— Problem to work on —
Copy each line below in which the string "Contamination" occurs.

===============

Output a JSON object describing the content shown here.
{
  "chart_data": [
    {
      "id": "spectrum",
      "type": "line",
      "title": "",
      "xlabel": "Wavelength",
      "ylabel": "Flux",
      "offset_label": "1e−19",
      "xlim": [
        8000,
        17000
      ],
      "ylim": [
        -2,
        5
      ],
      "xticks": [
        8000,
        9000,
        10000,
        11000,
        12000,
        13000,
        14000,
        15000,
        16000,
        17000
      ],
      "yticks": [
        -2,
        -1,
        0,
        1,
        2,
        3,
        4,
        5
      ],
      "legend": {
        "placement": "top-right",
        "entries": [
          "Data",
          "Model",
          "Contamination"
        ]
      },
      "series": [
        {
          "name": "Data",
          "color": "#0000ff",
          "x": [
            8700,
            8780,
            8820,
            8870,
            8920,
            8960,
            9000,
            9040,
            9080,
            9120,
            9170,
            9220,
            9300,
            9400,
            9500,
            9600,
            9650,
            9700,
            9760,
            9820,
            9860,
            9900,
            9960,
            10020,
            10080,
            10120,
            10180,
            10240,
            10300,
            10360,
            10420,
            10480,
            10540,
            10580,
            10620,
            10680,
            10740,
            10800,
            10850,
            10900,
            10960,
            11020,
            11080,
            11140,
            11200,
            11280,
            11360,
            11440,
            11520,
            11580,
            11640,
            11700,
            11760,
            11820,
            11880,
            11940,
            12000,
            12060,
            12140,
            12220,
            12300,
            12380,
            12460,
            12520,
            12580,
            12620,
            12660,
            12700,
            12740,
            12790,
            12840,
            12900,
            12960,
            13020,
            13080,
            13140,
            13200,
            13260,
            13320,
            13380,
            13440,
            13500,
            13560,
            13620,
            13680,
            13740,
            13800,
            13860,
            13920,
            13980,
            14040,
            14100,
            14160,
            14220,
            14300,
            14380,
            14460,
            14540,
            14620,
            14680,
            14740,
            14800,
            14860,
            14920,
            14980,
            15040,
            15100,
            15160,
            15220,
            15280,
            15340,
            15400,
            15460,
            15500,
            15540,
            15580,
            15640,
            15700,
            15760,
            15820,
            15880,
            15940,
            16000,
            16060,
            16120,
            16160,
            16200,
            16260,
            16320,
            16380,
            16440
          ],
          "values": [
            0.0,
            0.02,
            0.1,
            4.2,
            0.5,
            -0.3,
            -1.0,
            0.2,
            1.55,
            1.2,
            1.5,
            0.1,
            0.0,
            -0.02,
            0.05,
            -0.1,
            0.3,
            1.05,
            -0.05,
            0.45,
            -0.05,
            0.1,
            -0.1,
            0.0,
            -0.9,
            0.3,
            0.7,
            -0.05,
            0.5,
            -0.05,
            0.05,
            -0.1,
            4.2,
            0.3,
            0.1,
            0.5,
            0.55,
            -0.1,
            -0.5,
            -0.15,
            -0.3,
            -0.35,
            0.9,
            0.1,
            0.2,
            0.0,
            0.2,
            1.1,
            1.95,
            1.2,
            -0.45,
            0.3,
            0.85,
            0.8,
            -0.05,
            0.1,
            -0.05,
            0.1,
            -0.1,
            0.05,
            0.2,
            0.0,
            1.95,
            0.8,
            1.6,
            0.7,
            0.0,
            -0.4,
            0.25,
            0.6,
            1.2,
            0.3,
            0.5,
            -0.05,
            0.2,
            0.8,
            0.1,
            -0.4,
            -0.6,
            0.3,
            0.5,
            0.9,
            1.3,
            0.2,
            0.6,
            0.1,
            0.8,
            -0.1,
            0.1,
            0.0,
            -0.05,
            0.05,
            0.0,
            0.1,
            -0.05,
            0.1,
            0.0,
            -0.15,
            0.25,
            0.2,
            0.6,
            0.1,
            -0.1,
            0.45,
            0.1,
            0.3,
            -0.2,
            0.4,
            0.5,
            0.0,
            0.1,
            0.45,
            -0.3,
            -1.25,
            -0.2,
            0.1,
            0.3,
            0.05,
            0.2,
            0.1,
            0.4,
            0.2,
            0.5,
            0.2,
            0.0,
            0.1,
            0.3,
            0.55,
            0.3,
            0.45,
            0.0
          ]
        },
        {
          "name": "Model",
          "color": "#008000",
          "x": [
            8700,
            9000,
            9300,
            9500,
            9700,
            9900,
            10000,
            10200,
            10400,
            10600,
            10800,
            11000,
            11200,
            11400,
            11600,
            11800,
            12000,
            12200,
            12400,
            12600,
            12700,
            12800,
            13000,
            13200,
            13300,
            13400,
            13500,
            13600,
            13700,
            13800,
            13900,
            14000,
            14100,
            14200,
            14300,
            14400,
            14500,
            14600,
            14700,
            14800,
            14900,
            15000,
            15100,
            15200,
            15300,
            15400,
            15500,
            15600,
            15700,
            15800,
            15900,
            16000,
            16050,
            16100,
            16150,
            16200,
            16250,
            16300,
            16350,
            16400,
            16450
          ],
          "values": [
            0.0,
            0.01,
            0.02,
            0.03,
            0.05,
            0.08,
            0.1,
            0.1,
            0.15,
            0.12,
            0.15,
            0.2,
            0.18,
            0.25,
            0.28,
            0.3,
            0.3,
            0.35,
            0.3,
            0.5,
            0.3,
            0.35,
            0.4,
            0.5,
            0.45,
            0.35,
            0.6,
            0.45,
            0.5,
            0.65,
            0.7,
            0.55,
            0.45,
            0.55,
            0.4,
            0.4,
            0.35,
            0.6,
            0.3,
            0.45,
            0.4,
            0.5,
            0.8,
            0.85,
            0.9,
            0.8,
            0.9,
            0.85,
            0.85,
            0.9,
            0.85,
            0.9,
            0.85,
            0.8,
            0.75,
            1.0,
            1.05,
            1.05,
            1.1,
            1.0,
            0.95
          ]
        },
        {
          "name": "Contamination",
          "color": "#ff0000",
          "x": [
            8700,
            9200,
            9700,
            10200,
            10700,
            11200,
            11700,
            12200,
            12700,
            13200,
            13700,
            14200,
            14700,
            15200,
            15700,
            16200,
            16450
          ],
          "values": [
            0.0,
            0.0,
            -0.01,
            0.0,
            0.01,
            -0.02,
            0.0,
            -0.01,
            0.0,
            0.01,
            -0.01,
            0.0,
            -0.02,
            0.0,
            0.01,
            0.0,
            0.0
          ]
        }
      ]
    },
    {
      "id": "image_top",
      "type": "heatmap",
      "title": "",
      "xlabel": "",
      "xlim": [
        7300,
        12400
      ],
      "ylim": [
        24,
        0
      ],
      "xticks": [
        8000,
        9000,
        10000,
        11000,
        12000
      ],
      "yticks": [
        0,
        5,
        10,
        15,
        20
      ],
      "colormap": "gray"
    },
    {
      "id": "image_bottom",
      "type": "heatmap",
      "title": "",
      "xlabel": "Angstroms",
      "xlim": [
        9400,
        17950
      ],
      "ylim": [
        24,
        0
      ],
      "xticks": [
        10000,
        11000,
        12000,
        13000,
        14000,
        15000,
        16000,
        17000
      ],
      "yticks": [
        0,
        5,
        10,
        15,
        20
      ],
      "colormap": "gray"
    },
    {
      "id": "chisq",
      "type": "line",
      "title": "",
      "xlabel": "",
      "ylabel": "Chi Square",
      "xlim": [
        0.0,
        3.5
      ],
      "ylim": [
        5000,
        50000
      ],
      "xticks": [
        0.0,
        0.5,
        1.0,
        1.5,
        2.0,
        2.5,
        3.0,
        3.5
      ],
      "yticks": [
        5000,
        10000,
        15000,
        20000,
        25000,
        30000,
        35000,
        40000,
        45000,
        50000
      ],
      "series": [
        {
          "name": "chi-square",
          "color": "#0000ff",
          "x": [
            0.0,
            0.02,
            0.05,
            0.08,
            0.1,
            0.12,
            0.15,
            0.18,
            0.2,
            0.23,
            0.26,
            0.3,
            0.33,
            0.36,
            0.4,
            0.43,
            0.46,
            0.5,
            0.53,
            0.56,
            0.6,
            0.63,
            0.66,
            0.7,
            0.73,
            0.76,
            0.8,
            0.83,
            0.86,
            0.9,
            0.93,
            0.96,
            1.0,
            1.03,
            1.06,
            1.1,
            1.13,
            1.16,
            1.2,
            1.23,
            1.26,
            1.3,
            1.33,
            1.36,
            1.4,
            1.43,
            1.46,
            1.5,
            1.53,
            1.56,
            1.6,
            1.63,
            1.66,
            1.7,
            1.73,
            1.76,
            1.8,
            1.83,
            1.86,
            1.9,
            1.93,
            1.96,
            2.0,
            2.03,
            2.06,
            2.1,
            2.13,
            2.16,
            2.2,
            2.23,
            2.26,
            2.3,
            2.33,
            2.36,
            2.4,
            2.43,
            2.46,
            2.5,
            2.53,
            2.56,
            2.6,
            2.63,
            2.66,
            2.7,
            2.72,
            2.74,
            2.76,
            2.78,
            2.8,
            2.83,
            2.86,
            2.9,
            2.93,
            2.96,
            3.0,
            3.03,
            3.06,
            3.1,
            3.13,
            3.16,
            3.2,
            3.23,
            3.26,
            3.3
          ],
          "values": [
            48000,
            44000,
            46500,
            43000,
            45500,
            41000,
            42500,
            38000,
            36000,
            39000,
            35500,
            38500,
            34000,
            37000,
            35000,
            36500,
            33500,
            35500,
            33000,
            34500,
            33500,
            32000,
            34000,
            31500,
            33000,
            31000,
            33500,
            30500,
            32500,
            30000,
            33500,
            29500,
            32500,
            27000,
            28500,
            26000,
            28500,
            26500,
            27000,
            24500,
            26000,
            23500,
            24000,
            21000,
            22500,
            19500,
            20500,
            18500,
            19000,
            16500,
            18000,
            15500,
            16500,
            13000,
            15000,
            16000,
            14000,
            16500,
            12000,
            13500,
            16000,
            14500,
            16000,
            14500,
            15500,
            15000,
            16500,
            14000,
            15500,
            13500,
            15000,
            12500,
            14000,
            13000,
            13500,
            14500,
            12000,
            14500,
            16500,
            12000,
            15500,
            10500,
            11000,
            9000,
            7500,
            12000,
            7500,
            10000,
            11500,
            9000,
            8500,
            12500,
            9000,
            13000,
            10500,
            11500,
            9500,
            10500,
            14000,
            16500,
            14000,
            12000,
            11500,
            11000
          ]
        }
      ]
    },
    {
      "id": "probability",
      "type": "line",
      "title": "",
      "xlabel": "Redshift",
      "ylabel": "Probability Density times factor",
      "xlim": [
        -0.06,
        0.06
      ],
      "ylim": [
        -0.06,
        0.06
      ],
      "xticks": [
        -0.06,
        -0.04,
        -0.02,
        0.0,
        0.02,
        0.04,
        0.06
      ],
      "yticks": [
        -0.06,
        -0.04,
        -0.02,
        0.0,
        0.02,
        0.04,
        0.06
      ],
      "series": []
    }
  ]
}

===============

— Complete response —
          "Contamination"
          "name": "Contamination",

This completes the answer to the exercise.